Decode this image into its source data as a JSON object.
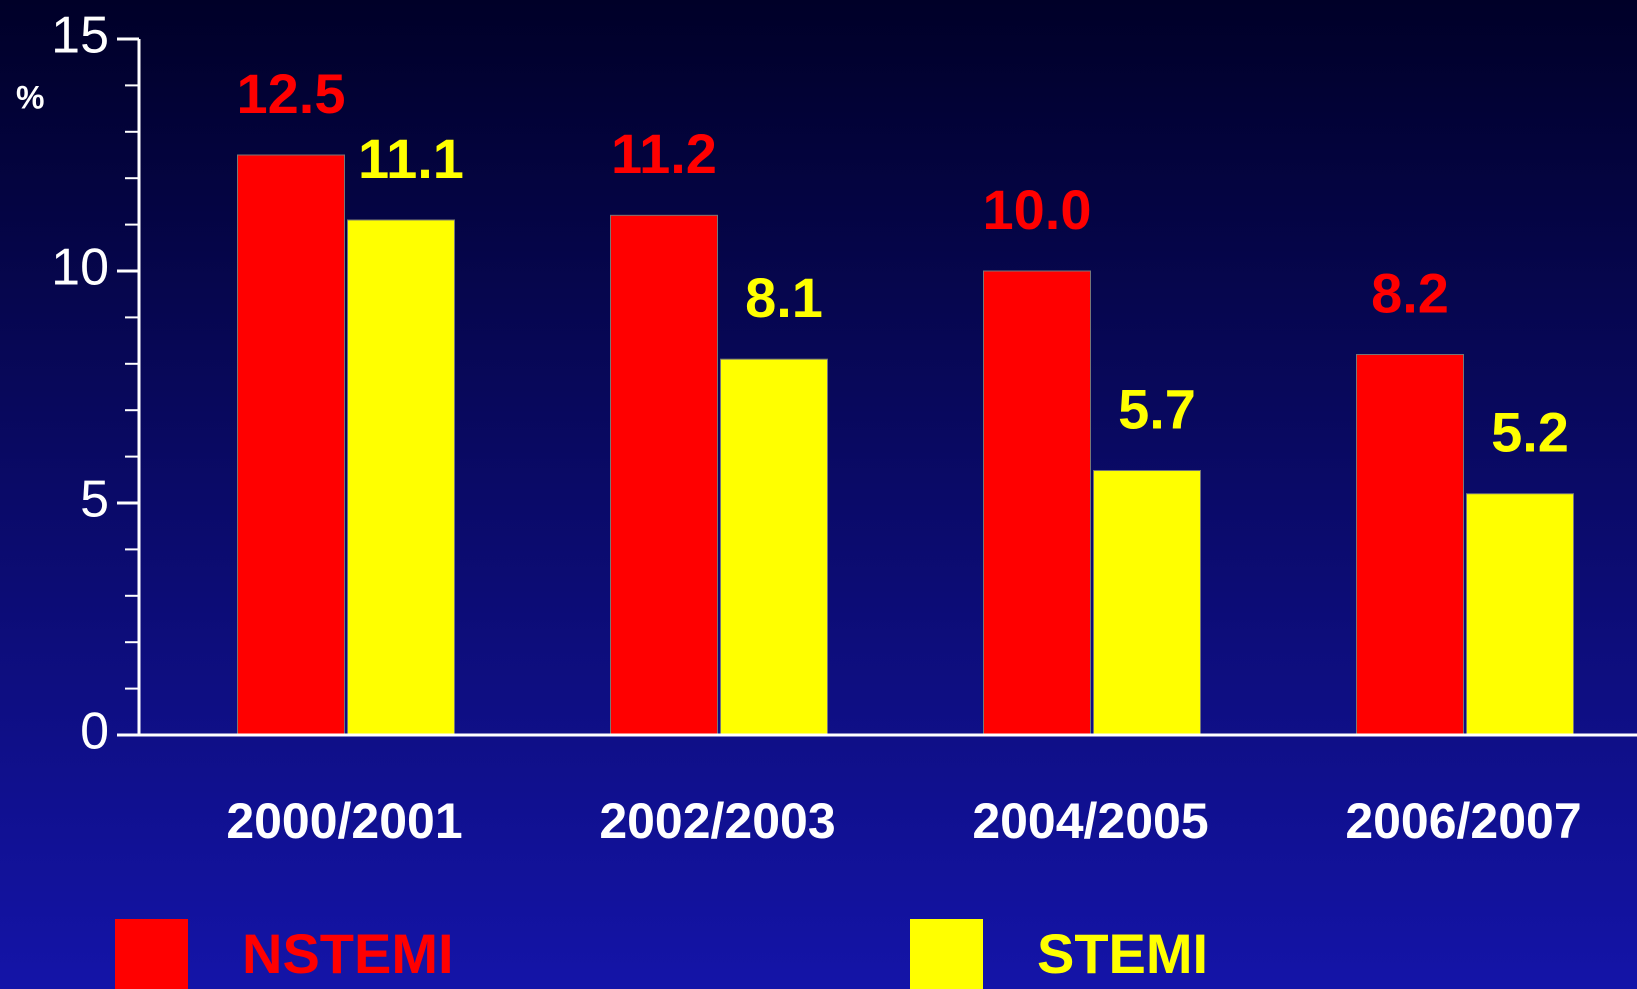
{
  "chart_data": {
    "type": "bar",
    "y_label": "%",
    "categories": [
      "2000/2001",
      "2002/2003",
      "2004/2005",
      "2006/2007"
    ],
    "series": [
      {
        "name": "NSTEMI",
        "color": "#ff0000",
        "values": [
          12.5,
          11.2,
          10.0,
          8.2
        ],
        "value_labels": [
          "12.5",
          "11.2",
          "10.0",
          "8.2"
        ]
      },
      {
        "name": "STEMI",
        "color": "#ffff00",
        "values": [
          11.1,
          8.1,
          5.7,
          5.2
        ],
        "value_labels": [
          "11.1",
          "8.1",
          "5.7",
          "5.2"
        ]
      }
    ],
    "ylim": [
      0,
      15
    ],
    "yticks": [
      0,
      5,
      10,
      15
    ],
    "yticks_minor": [
      1,
      2,
      3,
      4,
      6,
      7,
      8,
      9,
      11,
      12,
      13,
      14
    ]
  }
}
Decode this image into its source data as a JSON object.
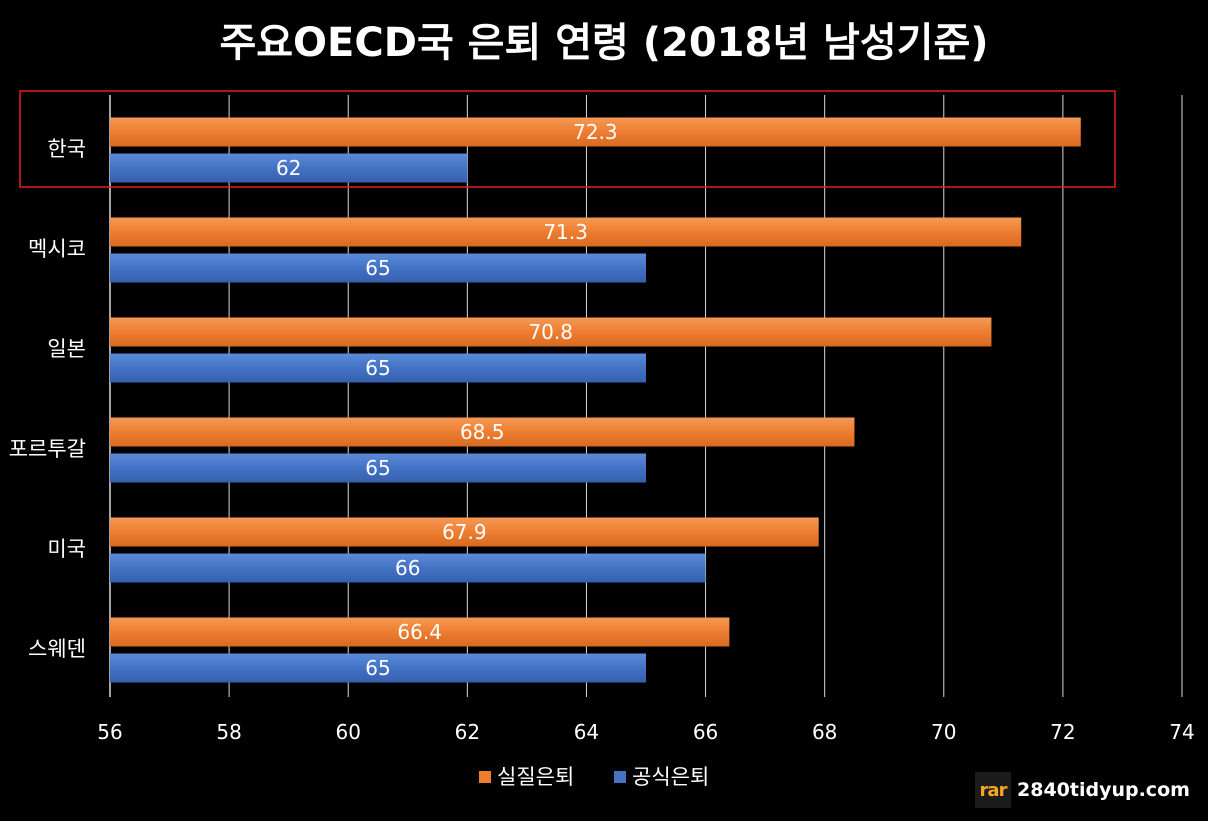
{
  "chart_data": {
    "type": "bar",
    "orientation": "horizontal",
    "title": "주요OECD국 은퇴 연령 (2018년 남성기준)",
    "categories": [
      "한국",
      "멕시코",
      "일본",
      "포르투갈",
      "미국",
      "스웨덴"
    ],
    "series": [
      {
        "name": "실질은퇴",
        "color": "#ED7D31",
        "values": [
          72.3,
          71.3,
          70.8,
          68.5,
          67.9,
          66.4
        ]
      },
      {
        "name": "공식은퇴",
        "color": "#4472C4",
        "values": [
          62,
          65,
          65,
          65,
          66,
          65
        ]
      }
    ],
    "xlim": [
      56,
      74
    ],
    "xticks": [
      "56",
      "58",
      "60",
      "62",
      "64",
      "66",
      "68",
      "70",
      "72",
      "74"
    ],
    "grid": true,
    "legend_position": "bottom",
    "highlight_category": "한국",
    "highlight_color": "#E02020"
  },
  "watermark": {
    "logo_text": "rar",
    "site": "2840tidyup.com"
  }
}
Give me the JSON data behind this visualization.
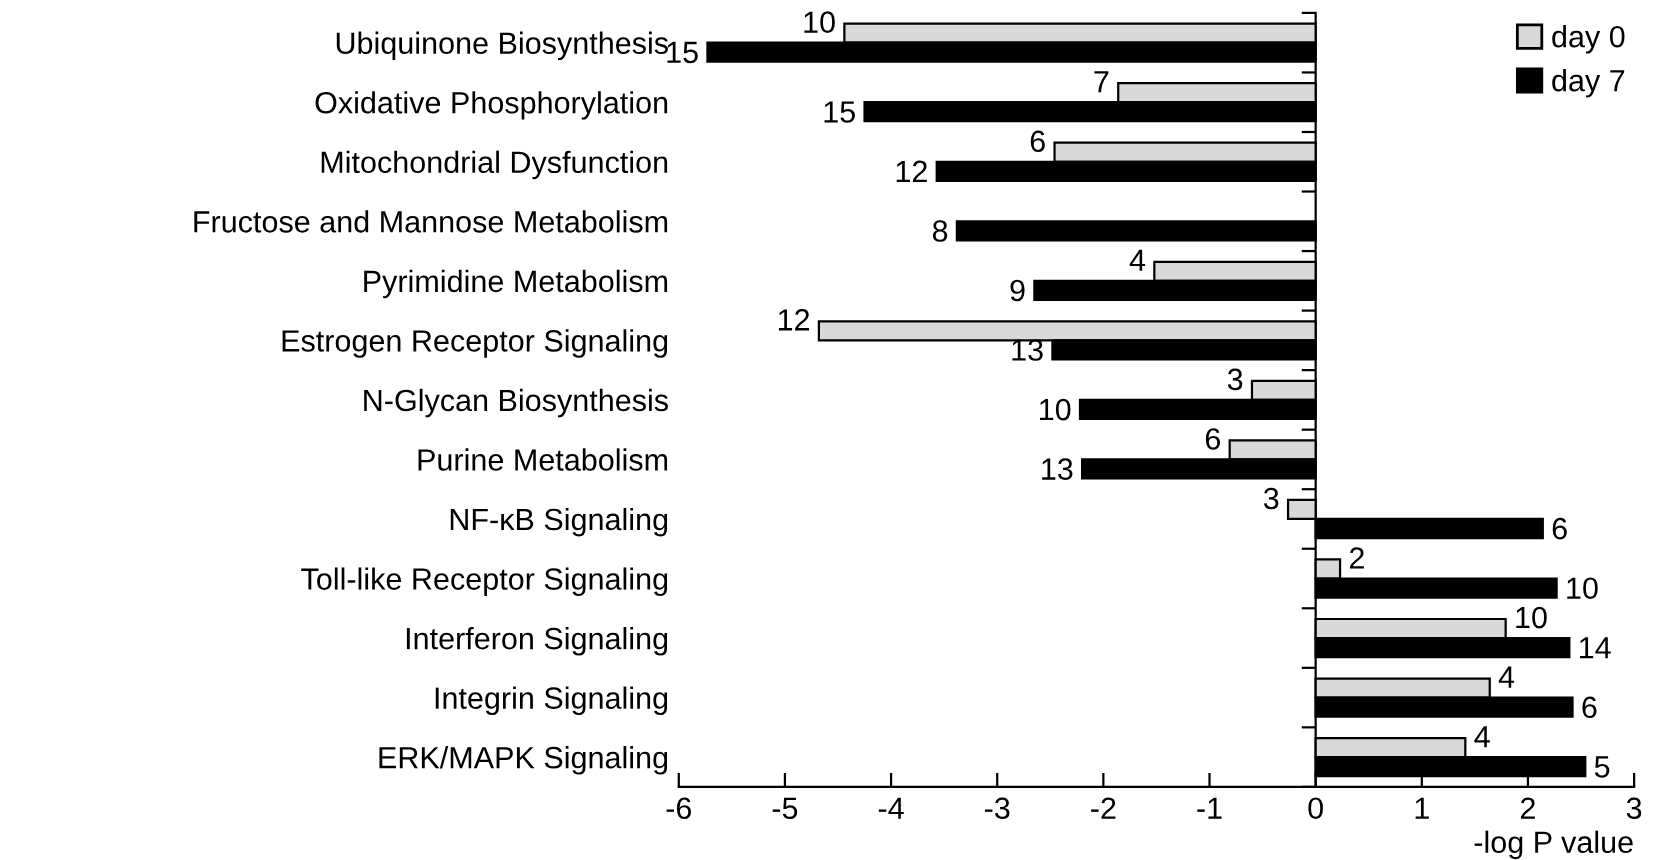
{
  "chart_data": {
    "type": "bar",
    "orientation": "horizontal",
    "xlabel": "-log P value",
    "categories": [
      "Ubiquinone Biosynthesis",
      "Oxidative Phosphorylation",
      "Mitochondrial Dysfunction",
      "Fructose and Mannose Metabolism",
      "Pyrimidine Metabolism",
      "Estrogen Receptor Signaling",
      "N-Glycan Biosynthesis",
      "Purine Metabolism",
      "NF-κB Signaling",
      "Toll-like Receptor Signaling",
      "Interferon Signaling",
      "Integrin Signaling",
      "ERK/MAPK Signaling"
    ],
    "series": [
      {
        "name": "day 0",
        "color": "#d9d9d9",
        "values": [
          -4.44,
          -1.86,
          -2.46,
          null,
          -1.52,
          -4.68,
          -0.6,
          -0.81,
          -0.26,
          0.23,
          1.79,
          1.64,
          1.41
        ]
      },
      {
        "name": "day 7",
        "color": "#000000",
        "values": [
          -5.73,
          -4.25,
          -3.57,
          -3.38,
          -2.65,
          -2.48,
          -2.22,
          -2.2,
          2.14,
          2.27,
          2.39,
          2.42,
          2.54
        ]
      }
    ],
    "annotations": [
      {
        "text": "10",
        "x": -4.44,
        "y": "Ubiquinone Biosynthesis"
      },
      {
        "text": "7",
        "x": -1.86,
        "y": "Oxidative Phosphorylation"
      },
      {
        "text": "6",
        "x": -2.46,
        "y": "Mitochondrial Dysfunction"
      },
      {
        "text": "4",
        "x": -1.52,
        "y": "Pyrimidine Metabolism"
      },
      {
        "text": "12",
        "x": -4.68,
        "y": "Estrogen Receptor Signaling"
      },
      {
        "text": "3",
        "x": -0.6,
        "y": "N-Glycan Biosynthesis"
      },
      {
        "text": "6",
        "x": -0.81,
        "y": "Purine Metabolism"
      },
      {
        "text": "3",
        "x": -0.26,
        "y": "NF-κB Signaling"
      },
      {
        "text": "2",
        "x": 0.23,
        "y": "Toll-like Receptor Signaling"
      },
      {
        "text": "10",
        "x": 1.79,
        "y": "Interferon Signaling"
      },
      {
        "text": "4",
        "x": 1.64,
        "y": "Integrin Signaling"
      },
      {
        "text": "4",
        "x": 1.41,
        "y": "ERK/MAPK Signaling"
      },
      {
        "text": "15",
        "x": -5.73,
        "y": "Ubiquinone Biosynthesis"
      },
      {
        "text": "15",
        "x": -4.25,
        "y": "Oxidative Phosphorylation"
      },
      {
        "text": "12",
        "x": -3.57,
        "y": "Mitochondrial Dysfunction"
      },
      {
        "text": "8",
        "x": -3.38,
        "y": "Fructose and Mannose Metabolism"
      },
      {
        "text": "9",
        "x": -2.65,
        "y": "Pyrimidine Metabolism"
      },
      {
        "text": "13",
        "x": -2.48,
        "y": "Estrogen Receptor Signaling"
      },
      {
        "text": "10",
        "x": -2.22,
        "y": "N-Glycan Biosynthesis"
      },
      {
        "text": "13",
        "x": -2.2,
        "y": "Purine Metabolism"
      },
      {
        "text": "6",
        "x": 2.14,
        "y": "NF-κB Signaling"
      },
      {
        "text": "10",
        "x": 2.27,
        "y": "Toll-like Receptor Signaling"
      },
      {
        "text": "14",
        "x": 2.39,
        "y": "Interferon Signaling"
      },
      {
        "text": "6",
        "x": 2.42,
        "y": "Integrin Signaling"
      },
      {
        "text": "5",
        "x": 2.54,
        "y": "ERK/MAPK Signaling"
      }
    ],
    "xlim": [
      -6,
      3
    ],
    "xticks": [
      -6,
      -5,
      -4,
      -3,
      -2,
      -1,
      0,
      1,
      2,
      3
    ],
    "legend": "top right"
  }
}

* * *

■ **What needs to be done**: Check each line above for the string "name" and show the ones that have it.

■ **Final result**:
        "name": "NSTEMI",
        "name": "STEMI",
        "name": "실질은퇴",
        "name": "공식은퇴",
        "name": "day 0",
        "name": "day 7",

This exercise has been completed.